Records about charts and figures
+-------+

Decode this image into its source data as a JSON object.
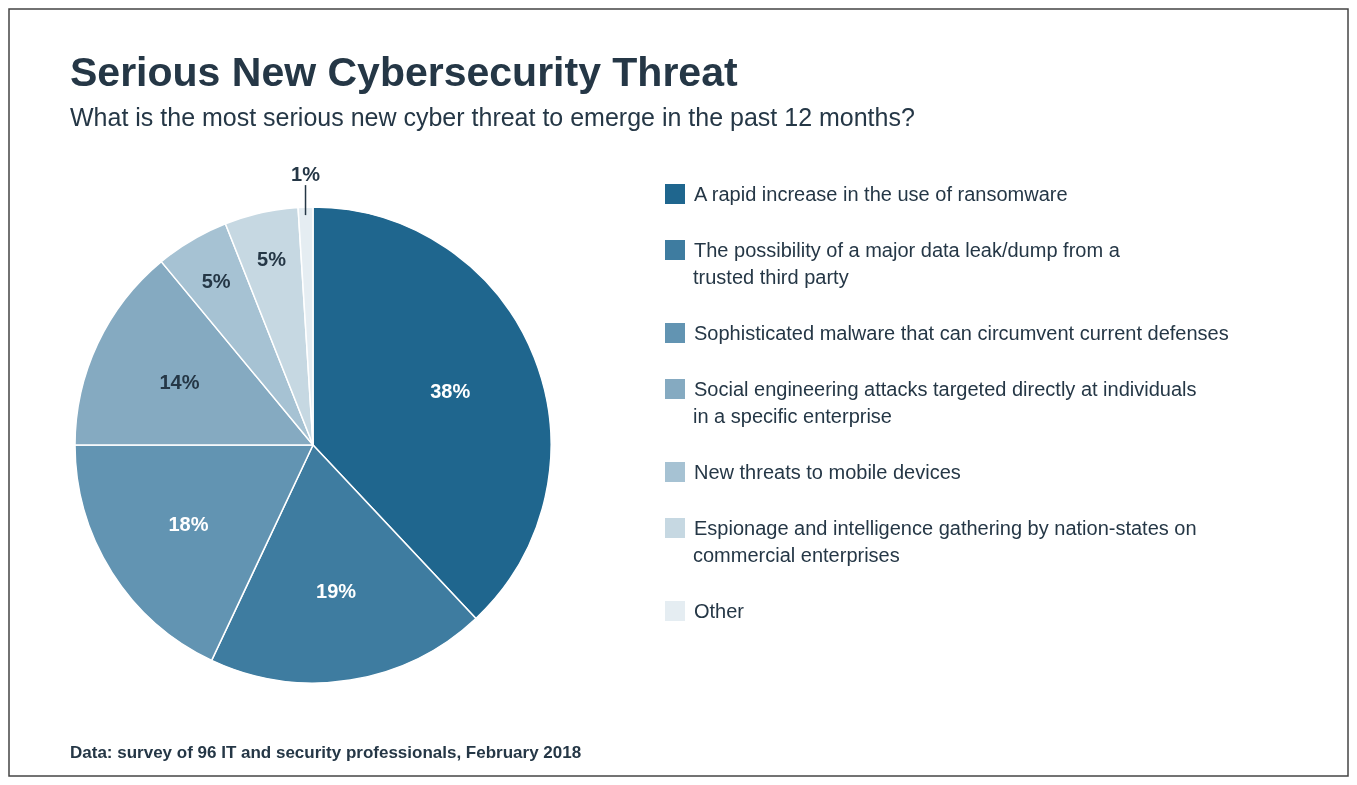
{
  "chart_data": {
    "type": "pie",
    "title": "Serious New Cybersecurity Threat",
    "subtitle": "What is the most serious new cyber threat to emerge in the past 12 months?",
    "categories": [
      "A rapid increase in the use of ransomware",
      "The possibility of a major data leak/dump from a trusted third party",
      "Sophisticated malware that can circumvent current defenses",
      "Social engineering attacks targeted directly at individuals in a specific enterprise",
      "New threats to mobile devices",
      "Espionage and intelligence gathering by nation-states on commercial enterprises",
      "Other"
    ],
    "values": [
      38,
      19,
      18,
      14,
      5,
      5,
      1
    ],
    "colors": [
      "#1f668e",
      "#3e7ca0",
      "#6294b2",
      "#85aac1",
      "#a6c2d3",
      "#c6d8e2",
      "#e5edf2"
    ],
    "value_labels": [
      "38%",
      "19%",
      "18%",
      "14%",
      "5%",
      "5%",
      "1%"
    ],
    "legend": "right",
    "annotations": [
      "Data: survey of 96 IT and security professionals, February 2018"
    ]
  }
}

+-------+

Omit every picture while copying the listing above exactly.

Decode this image into its source data as a JSON object.
{
  "chart_data": {
    "type": "pie",
    "title": "Serious New Cybersecurity Threat",
    "subtitle": "What is the most serious new cyber threat to emerge in the past 12 months?",
    "categories": [
      "A rapid increase in the use of ransomware",
      "The possibility of a major data leak/dump from a trusted third party",
      "Sophisticated malware that can circumvent current defenses",
      "Social engineering attacks targeted directly at individuals in a specific enterprise",
      "New threats to mobile devices",
      "Espionage and intelligence gathering by nation-states on commercial enterprises",
      "Other"
    ],
    "values": [
      38,
      19,
      18,
      14,
      5,
      5,
      1
    ],
    "colors": [
      "#1f668e",
      "#3e7ca0",
      "#6294b2",
      "#85aac1",
      "#a6c2d3",
      "#c6d8e2",
      "#e5edf2"
    ],
    "value_labels": [
      "38%",
      "19%",
      "18%",
      "14%",
      "5%",
      "5%",
      "1%"
    ],
    "legend": "right",
    "annotations": [
      "Data: survey of 96 IT and security professionals, February 2018"
    ]
  }
}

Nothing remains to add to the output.